### Data
- - - - -
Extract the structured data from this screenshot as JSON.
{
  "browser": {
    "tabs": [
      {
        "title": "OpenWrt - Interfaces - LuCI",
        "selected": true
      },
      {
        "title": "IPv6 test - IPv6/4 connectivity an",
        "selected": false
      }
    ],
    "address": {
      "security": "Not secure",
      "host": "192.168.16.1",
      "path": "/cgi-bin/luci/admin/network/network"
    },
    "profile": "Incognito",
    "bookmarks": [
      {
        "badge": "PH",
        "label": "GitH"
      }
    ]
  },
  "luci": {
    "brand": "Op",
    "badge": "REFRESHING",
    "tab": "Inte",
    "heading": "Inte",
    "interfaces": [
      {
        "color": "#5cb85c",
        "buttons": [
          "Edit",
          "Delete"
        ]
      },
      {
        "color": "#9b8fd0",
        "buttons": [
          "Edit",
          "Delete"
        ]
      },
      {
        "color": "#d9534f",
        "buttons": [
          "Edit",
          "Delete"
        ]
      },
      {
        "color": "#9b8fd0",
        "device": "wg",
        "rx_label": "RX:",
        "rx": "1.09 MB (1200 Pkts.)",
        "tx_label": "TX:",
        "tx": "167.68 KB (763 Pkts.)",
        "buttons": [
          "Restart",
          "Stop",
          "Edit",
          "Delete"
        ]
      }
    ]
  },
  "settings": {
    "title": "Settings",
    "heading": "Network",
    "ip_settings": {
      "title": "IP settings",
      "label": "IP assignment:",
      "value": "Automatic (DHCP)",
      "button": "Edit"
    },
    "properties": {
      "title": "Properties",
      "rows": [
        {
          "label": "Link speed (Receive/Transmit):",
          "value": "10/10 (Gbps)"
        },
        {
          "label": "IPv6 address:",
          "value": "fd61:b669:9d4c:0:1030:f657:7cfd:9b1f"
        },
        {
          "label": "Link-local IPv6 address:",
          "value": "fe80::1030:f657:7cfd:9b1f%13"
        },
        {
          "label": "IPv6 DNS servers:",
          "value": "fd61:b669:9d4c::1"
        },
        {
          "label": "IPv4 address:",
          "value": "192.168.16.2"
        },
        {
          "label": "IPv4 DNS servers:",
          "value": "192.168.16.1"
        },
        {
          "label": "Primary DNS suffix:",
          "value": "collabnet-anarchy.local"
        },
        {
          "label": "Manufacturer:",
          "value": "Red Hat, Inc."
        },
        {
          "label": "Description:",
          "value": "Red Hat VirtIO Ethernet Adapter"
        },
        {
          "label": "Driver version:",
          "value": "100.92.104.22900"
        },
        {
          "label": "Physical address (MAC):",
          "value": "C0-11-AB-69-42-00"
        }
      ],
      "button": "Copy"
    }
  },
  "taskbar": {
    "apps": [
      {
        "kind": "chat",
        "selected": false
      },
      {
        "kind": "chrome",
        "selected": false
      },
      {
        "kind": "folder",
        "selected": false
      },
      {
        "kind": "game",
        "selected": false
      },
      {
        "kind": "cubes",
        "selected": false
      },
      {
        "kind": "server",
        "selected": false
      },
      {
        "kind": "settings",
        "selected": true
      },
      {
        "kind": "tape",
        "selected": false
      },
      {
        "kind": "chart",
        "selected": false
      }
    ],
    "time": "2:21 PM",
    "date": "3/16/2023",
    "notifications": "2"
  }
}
- - - - -
Check all the records above and select each line where the string "address" is found.

    "address": {
          "label": "IPv6 address:",
          "label": "Link-local IPv6 address:",
          "label": "IPv4 address:",
          "label": "Physical address (MAC):",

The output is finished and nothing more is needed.